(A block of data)
========================
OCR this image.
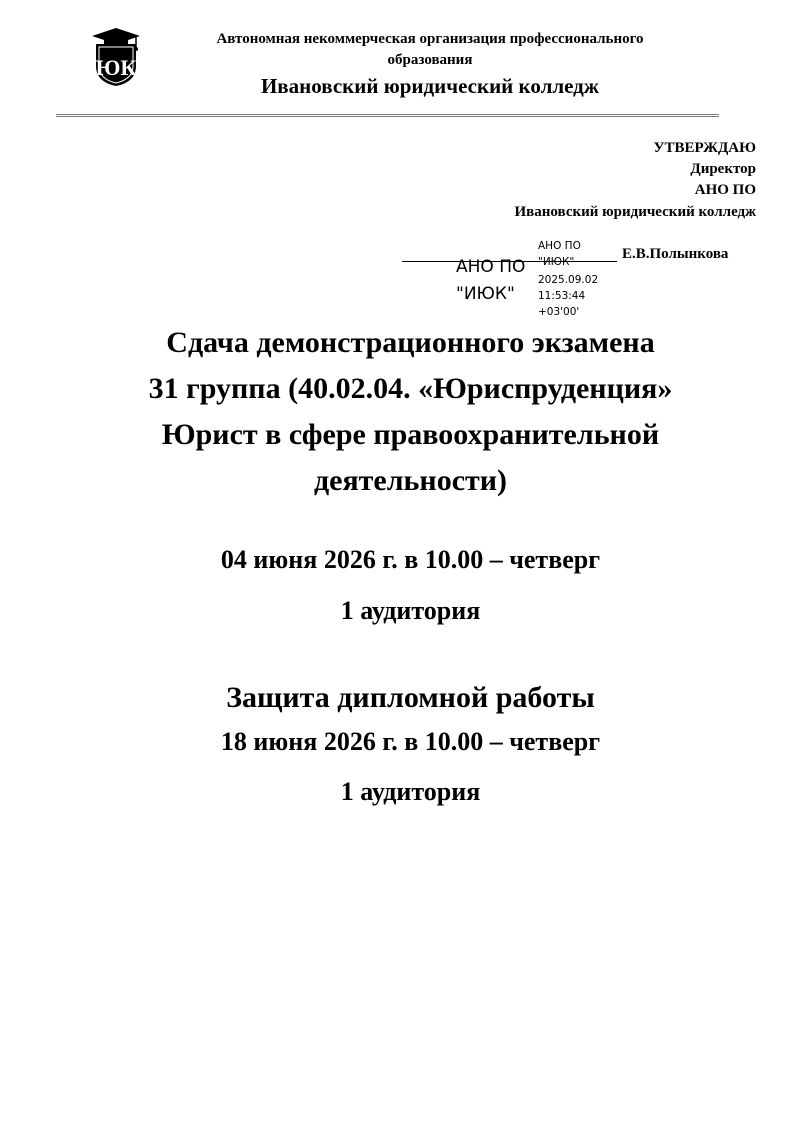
ЮК
Автономная некоммерческая организация профессионального
образования
Ивановский юридический колледж
УТВЕРЖДАЮ
Директор
АНО ПО
Ивановский юридический колледж
Е.В.Полынкова
АНО ПО
"ИЮК"
АНО ПО
"ИЮК"
2025.09.02
11:53:44
+03'00'
Сдача демонстрационного экзамена
31 группа (40.02.04. «Юриспруденция»
Юрист в сфере правоохранительной
деятельности)
04 июня 2026 г. в 10.00 – четверг
1 аудитория
Защита дипломной работы
18 июня 2026 г. в 10.00 – четверг
1 аудитория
========================
→ **EXERCISE**: Keep every word of the data as it is when you write it out, but drop the pictures.

→ **COMPLETE OUTPUT**:
OCR this image.
ЮК
Автономная некоммерческая организация профессионального
образования
Ивановский юридический колледж
УТВЕРЖДАЮ
Директор
АНО ПО
Ивановский юридический колледж
Е.В.Полынкова
АНО ПО
"ИЮК"
АНО ПО
"ИЮК"
2025.09.02
11:53:44
+03'00'
Сдача демонстрационного экзамена
31 группа (40.02.04. «Юриспруденция»
Юрист в сфере правоохранительной
деятельности)
04 июня 2026 г. в 10.00 – четверг
1 аудитория
Защита дипломной работы
18 июня 2026 г. в 10.00 – четверг
1 аудитория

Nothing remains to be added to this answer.